(Records from a data source)
# # # # # # #

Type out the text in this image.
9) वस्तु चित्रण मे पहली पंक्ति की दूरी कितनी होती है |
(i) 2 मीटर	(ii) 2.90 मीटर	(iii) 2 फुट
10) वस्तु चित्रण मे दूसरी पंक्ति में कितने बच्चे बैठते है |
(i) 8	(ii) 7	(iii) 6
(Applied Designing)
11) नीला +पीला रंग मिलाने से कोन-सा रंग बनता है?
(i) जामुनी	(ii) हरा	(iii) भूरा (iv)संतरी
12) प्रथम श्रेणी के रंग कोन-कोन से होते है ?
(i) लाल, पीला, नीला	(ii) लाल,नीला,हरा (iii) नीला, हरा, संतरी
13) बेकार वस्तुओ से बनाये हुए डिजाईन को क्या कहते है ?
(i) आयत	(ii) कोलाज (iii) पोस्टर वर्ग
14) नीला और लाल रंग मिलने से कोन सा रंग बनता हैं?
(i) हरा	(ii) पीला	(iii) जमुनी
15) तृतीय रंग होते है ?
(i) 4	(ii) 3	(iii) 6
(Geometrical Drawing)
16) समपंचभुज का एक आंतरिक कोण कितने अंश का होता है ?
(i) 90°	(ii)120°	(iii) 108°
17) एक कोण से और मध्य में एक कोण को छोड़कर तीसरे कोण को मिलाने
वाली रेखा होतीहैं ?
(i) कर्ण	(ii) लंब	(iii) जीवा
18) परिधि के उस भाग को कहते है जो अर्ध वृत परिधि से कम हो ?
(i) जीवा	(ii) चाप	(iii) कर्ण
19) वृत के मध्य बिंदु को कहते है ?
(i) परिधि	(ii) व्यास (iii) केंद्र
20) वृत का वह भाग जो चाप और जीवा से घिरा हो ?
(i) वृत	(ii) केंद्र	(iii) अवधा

# # # # # # #

Copy out every entry again, exactly as it was given.

Type out the text in this image.
9) वस्तु चित्रण मे पहली पंक्ति की दूरी कितनी होती है |
(i) 2 मीटर	(ii) 2.90 मीटर	(iii) 2 फुट
10) वस्तु चित्रण मे दूसरी पंक्ति में कितने बच्चे बैठते है |
(i) 8	(ii) 7	(iii) 6
(Applied Designing)
11) नीला +पीला रंग मिलाने से कोन-सा रंग बनता है?
(i) जामुनी	(ii) हरा	(iii) भूरा (iv)संतरी
12) प्रथम श्रेणी के रंग कोन-कोन से होते है ?
(i) लाल, पीला, नीला	(ii) लाल,नीला,हरा (iii) नीला, हरा, संतरी
13) बेकार वस्तुओ से बनाये हुए डिजाईन को क्या कहते है ?
(i) आयत	(ii) कोलाज (iii) पोस्टर वर्ग
14) नीला और लाल रंग मिलने से कोन सा रंग बनता हैं?
(i) हरा	(ii) पीला	(iii) जमुनी
15) तृतीय रंग होते है ?
(i) 4	(ii) 3	(iii) 6
(Geometrical Drawing)
16) समपंचभुज का एक आंतरिक कोण कितने अंश का होता है ?
(i) 90°	(ii)120°	(iii) 108°
17) एक कोण से और मध्य में एक कोण को छोड़कर तीसरे कोण को मिलाने
वाली रेखा होतीहैं ?
(i) कर्ण	(ii) लंब	(iii) जीवा
18) परिधि के उस भाग को कहते है जो अर्ध वृत परिधि से कम हो ?
(i) जीवा	(ii) चाप	(iii) कर्ण
19) वृत के मध्य बिंदु को कहते है ?
(i) परिधि	(ii) व्यास (iii) केंद्र
20) वृत का वह भाग जो चाप और जीवा से घिरा हो ?
(i) वृत	(ii) केंद्र	(iii) अवधा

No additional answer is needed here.